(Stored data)
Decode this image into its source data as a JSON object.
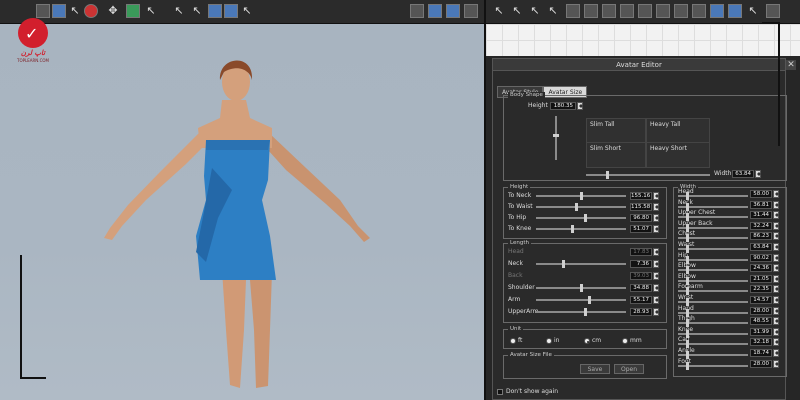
{
  "logo": {
    "text": "تاپ لرن",
    "sub": "TOPLEARN.COM"
  },
  "editor": {
    "title": "Avatar Editor",
    "tabs": [
      "Avatar Style",
      "Avatar Size"
    ],
    "body_shape": {
      "label": "Body Shape",
      "height_label": "Height",
      "height_value": "180.35",
      "width_label": "Width",
      "width_value": "63.84",
      "grid": [
        "Slim Tall",
        "Heavy Tall",
        "Slim Short",
        "Heavy Short"
      ]
    },
    "height_group": {
      "label": "Height",
      "rows": [
        {
          "name": "To Neck",
          "value": "155.16",
          "pos": 0.5
        },
        {
          "name": "To Waist",
          "value": "115.58",
          "pos": 0.45
        },
        {
          "name": "To Hip",
          "value": "96.80",
          "pos": 0.55
        },
        {
          "name": "To Knee",
          "value": "51.07",
          "pos": 0.4
        }
      ]
    },
    "length_group": {
      "label": "Length",
      "rows": [
        {
          "name": "Head",
          "value": "17.83",
          "dim": true,
          "pos": 0
        },
        {
          "name": "Neck",
          "value": "7.36",
          "dim": false,
          "pos": 0.3
        },
        {
          "name": "Back",
          "value": "39.03",
          "dim": true,
          "pos": 0
        },
        {
          "name": "Shoulder",
          "value": "34.88",
          "dim": false,
          "pos": 0.5
        },
        {
          "name": "Arm",
          "value": "55.17",
          "dim": false,
          "pos": 0.6
        },
        {
          "name": "UpperArm",
          "value": "28.93",
          "dim": false,
          "pos": 0.55
        }
      ]
    },
    "width_group": {
      "label": "Width",
      "rows": [
        {
          "name": "Head",
          "value": "58.00",
          "pos": 0.12
        },
        {
          "name": "Neck",
          "value": "36.81",
          "pos": 0.12
        },
        {
          "name": "Upper Chest",
          "value": "31.44",
          "pos": 0.12
        },
        {
          "name": "Upper Back",
          "value": "32.24",
          "pos": 0.12
        },
        {
          "name": "Chest",
          "value": "86.23",
          "pos": 0.12
        },
        {
          "name": "Waist",
          "value": "63.84",
          "pos": 0.12
        },
        {
          "name": "Hip",
          "value": "90.02",
          "pos": 0.12
        },
        {
          "name": "Elbow",
          "value": "24.36",
          "pos": 0.12
        },
        {
          "name": "Elbow",
          "value": "21.05",
          "pos": 0.12
        },
        {
          "name": "Forearm",
          "value": "22.35",
          "pos": 0.12
        },
        {
          "name": "Wrist",
          "value": "14.57",
          "pos": 0.12
        },
        {
          "name": "Hand",
          "value": "28.00",
          "pos": 0.12
        },
        {
          "name": "Thigh",
          "value": "48.55",
          "pos": 0.12
        },
        {
          "name": "Knee",
          "value": "31.99",
          "pos": 0.12
        },
        {
          "name": "Calf",
          "value": "32.18",
          "pos": 0.12
        },
        {
          "name": "Ankle",
          "value": "18.74",
          "pos": 0.12
        },
        {
          "name": "Foot",
          "value": "28.00",
          "pos": 0.12
        }
      ]
    },
    "unit": {
      "label": "Unit",
      "options": [
        "ft",
        "in",
        "cm",
        "mm"
      ],
      "selected": "cm"
    },
    "size_file": {
      "label": "Avatar Size File",
      "save": "Save",
      "open": "Open"
    },
    "dont_show": "Don't show again"
  },
  "colors": {
    "dress": "#2d7fc4",
    "skin": "#d4a07c",
    "accent": "#d21f2d"
  }
}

- _AIM_: Set down the material above as is, without any pictures.

- _RESPONSE TO THE EXERCISE_:
Decode this image into its source data as a JSON object.
{
  "logo": {
    "text": "تاپ لرن",
    "sub": "TOPLEARN.COM"
  },
  "editor": {
    "title": "Avatar Editor",
    "tabs": [
      "Avatar Style",
      "Avatar Size"
    ],
    "body_shape": {
      "label": "Body Shape",
      "height_label": "Height",
      "height_value": "180.35",
      "width_label": "Width",
      "width_value": "63.84",
      "grid": [
        "Slim Tall",
        "Heavy Tall",
        "Slim Short",
        "Heavy Short"
      ]
    },
    "height_group": {
      "label": "Height",
      "rows": [
        {
          "name": "To Neck",
          "value": "155.16",
          "pos": 0.5
        },
        {
          "name": "To Waist",
          "value": "115.58",
          "pos": 0.45
        },
        {
          "name": "To Hip",
          "value": "96.80",
          "pos": 0.55
        },
        {
          "name": "To Knee",
          "value": "51.07",
          "pos": 0.4
        }
      ]
    },
    "length_group": {
      "label": "Length",
      "rows": [
        {
          "name": "Head",
          "value": "17.83",
          "dim": true,
          "pos": 0
        },
        {
          "name": "Neck",
          "value": "7.36",
          "dim": false,
          "pos": 0.3
        },
        {
          "name": "Back",
          "value": "39.03",
          "dim": true,
          "pos": 0
        },
        {
          "name": "Shoulder",
          "value": "34.88",
          "dim": false,
          "pos": 0.5
        },
        {
          "name": "Arm",
          "value": "55.17",
          "dim": false,
          "pos": 0.6
        },
        {
          "name": "UpperArm",
          "value": "28.93",
          "dim": false,
          "pos": 0.55
        }
      ]
    },
    "width_group": {
      "label": "Width",
      "rows": [
        {
          "name": "Head",
          "value": "58.00",
          "pos": 0.12
        },
        {
          "name": "Neck",
          "value": "36.81",
          "pos": 0.12
        },
        {
          "name": "Upper Chest",
          "value": "31.44",
          "pos": 0.12
        },
        {
          "name": "Upper Back",
          "value": "32.24",
          "pos": 0.12
        },
        {
          "name": "Chest",
          "value": "86.23",
          "pos": 0.12
        },
        {
          "name": "Waist",
          "value": "63.84",
          "pos": 0.12
        },
        {
          "name": "Hip",
          "value": "90.02",
          "pos": 0.12
        },
        {
          "name": "Elbow",
          "value": "24.36",
          "pos": 0.12
        },
        {
          "name": "Elbow",
          "value": "21.05",
          "pos": 0.12
        },
        {
          "name": "Forearm",
          "value": "22.35",
          "pos": 0.12
        },
        {
          "name": "Wrist",
          "value": "14.57",
          "pos": 0.12
        },
        {
          "name": "Hand",
          "value": "28.00",
          "pos": 0.12
        },
        {
          "name": "Thigh",
          "value": "48.55",
          "pos": 0.12
        },
        {
          "name": "Knee",
          "value": "31.99",
          "pos": 0.12
        },
        {
          "name": "Calf",
          "value": "32.18",
          "pos": 0.12
        },
        {
          "name": "Ankle",
          "value": "18.74",
          "pos": 0.12
        },
        {
          "name": "Foot",
          "value": "28.00",
          "pos": 0.12
        }
      ]
    },
    "unit": {
      "label": "Unit",
      "options": [
        "ft",
        "in",
        "cm",
        "mm"
      ],
      "selected": "cm"
    },
    "size_file": {
      "label": "Avatar Size File",
      "save": "Save",
      "open": "Open"
    },
    "dont_show": "Don't show again"
  },
  "colors": {
    "dress": "#2d7fc4",
    "skin": "#d4a07c",
    "accent": "#d21f2d"
  }
}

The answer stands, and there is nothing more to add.